_Saved entries:_
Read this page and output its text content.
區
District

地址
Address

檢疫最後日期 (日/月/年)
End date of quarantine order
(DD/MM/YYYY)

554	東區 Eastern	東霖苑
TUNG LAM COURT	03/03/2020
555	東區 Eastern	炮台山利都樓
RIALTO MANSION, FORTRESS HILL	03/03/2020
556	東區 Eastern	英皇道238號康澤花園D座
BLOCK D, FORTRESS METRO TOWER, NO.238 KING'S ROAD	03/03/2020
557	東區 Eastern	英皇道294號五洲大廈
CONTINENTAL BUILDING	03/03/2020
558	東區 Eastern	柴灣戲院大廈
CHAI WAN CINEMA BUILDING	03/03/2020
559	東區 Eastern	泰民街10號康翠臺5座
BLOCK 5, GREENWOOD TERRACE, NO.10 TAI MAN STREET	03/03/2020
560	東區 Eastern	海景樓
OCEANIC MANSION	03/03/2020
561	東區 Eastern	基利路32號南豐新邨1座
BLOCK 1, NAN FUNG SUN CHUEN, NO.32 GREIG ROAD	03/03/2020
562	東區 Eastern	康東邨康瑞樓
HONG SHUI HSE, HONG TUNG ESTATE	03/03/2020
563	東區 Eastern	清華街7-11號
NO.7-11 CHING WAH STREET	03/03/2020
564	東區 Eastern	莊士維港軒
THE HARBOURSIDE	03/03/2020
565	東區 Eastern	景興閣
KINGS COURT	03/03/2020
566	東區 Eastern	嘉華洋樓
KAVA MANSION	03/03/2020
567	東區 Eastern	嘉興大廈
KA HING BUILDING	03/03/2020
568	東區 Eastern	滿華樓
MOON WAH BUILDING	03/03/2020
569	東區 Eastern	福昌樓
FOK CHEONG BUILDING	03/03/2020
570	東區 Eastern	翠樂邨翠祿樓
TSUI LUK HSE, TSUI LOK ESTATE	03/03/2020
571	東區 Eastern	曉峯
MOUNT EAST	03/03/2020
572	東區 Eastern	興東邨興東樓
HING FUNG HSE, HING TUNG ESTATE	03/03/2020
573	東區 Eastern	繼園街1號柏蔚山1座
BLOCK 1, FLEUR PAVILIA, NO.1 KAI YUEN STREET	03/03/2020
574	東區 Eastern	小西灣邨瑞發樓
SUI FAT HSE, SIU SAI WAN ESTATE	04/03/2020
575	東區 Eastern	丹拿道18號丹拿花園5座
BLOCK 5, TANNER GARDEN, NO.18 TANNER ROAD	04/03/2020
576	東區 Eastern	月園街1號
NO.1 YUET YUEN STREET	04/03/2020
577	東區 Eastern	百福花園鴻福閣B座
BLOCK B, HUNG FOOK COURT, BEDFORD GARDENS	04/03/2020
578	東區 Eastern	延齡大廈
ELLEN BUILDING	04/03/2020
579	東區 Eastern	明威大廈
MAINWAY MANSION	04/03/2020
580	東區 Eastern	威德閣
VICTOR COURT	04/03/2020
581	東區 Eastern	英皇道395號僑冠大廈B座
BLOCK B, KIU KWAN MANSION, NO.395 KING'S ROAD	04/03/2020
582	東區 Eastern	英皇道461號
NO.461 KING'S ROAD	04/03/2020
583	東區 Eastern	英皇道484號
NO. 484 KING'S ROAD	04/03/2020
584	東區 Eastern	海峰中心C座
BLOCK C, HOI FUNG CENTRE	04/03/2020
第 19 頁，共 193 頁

_REQUIRED TASK:_ Look through the records and gather every line containing "FORTRESS".

_EXPECTED ANSWER:_
RIALTO MANSION, FORTRESS HILL	03/03/2020
BLOCK D, FORTRESS METRO TOWER, NO.238 KING'S ROAD	03/03/2020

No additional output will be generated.